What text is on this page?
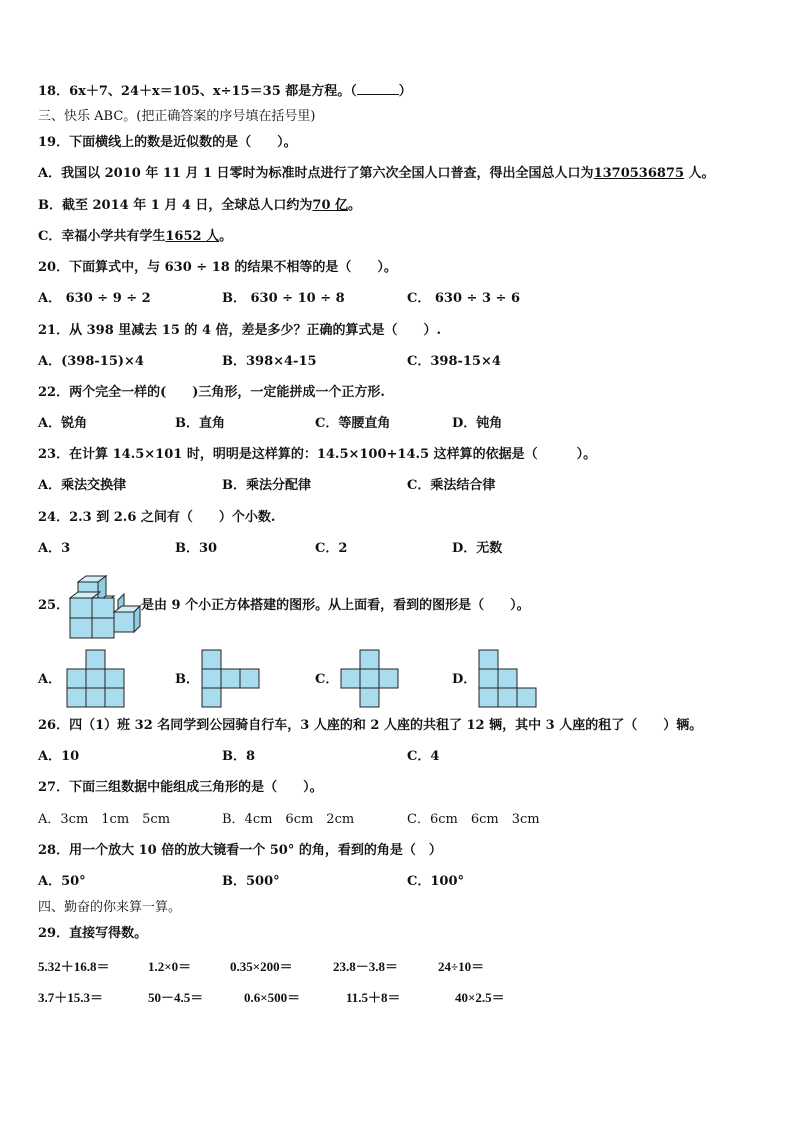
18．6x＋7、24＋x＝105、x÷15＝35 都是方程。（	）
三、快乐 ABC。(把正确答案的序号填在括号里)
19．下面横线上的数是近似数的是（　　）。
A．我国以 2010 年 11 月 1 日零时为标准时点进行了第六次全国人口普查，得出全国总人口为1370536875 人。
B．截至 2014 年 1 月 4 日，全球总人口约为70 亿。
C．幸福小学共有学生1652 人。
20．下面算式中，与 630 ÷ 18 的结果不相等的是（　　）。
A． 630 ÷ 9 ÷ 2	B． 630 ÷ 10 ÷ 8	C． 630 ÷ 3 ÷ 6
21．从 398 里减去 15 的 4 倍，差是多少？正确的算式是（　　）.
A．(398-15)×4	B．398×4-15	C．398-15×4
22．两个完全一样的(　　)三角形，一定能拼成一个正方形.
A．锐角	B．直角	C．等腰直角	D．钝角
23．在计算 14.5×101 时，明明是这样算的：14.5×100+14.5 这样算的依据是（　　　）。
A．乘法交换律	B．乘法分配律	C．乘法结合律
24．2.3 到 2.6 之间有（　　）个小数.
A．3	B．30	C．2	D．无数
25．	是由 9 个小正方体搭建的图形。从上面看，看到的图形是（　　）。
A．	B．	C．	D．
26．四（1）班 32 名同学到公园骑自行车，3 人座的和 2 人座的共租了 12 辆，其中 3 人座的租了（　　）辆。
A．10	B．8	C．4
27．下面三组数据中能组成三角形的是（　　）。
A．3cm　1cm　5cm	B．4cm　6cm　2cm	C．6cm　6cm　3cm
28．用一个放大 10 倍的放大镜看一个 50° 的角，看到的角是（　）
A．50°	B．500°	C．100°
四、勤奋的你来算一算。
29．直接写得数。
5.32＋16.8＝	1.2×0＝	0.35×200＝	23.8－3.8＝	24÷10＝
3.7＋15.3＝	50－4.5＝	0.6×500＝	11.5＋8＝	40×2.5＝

---

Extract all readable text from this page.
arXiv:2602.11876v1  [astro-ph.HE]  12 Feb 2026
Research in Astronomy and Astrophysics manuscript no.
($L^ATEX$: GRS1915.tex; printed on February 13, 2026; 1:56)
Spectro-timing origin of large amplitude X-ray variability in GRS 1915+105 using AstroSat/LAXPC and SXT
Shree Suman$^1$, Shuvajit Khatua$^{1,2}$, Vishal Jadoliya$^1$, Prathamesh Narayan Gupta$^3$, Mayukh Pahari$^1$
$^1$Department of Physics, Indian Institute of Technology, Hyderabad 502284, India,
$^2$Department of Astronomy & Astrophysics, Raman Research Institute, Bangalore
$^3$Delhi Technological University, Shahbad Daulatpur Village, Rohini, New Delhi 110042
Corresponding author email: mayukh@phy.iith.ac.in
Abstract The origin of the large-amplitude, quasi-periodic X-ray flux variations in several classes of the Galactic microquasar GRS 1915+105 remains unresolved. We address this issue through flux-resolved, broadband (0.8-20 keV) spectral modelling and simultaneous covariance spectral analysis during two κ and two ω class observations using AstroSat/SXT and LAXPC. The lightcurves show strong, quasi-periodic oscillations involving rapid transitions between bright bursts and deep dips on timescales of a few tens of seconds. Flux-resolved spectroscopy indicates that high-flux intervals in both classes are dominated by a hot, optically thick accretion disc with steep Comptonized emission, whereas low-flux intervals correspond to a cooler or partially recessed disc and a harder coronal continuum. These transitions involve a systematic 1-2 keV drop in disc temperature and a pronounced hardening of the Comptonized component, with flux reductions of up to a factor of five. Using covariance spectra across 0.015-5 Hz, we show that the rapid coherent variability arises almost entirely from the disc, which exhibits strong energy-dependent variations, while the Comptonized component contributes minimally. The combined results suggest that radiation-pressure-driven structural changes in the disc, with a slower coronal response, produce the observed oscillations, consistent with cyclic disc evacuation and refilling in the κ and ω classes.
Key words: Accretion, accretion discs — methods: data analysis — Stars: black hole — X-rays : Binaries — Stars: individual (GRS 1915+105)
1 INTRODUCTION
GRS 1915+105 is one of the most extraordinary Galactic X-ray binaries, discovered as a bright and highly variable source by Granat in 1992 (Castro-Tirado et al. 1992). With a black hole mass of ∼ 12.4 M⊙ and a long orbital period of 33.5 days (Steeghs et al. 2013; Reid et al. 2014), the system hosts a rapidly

• PROBLEM DESCRIPTION:
Your answer should be a single number: the count of lines containing the word "text".

• OUTPUT FOR THIS TASK:
2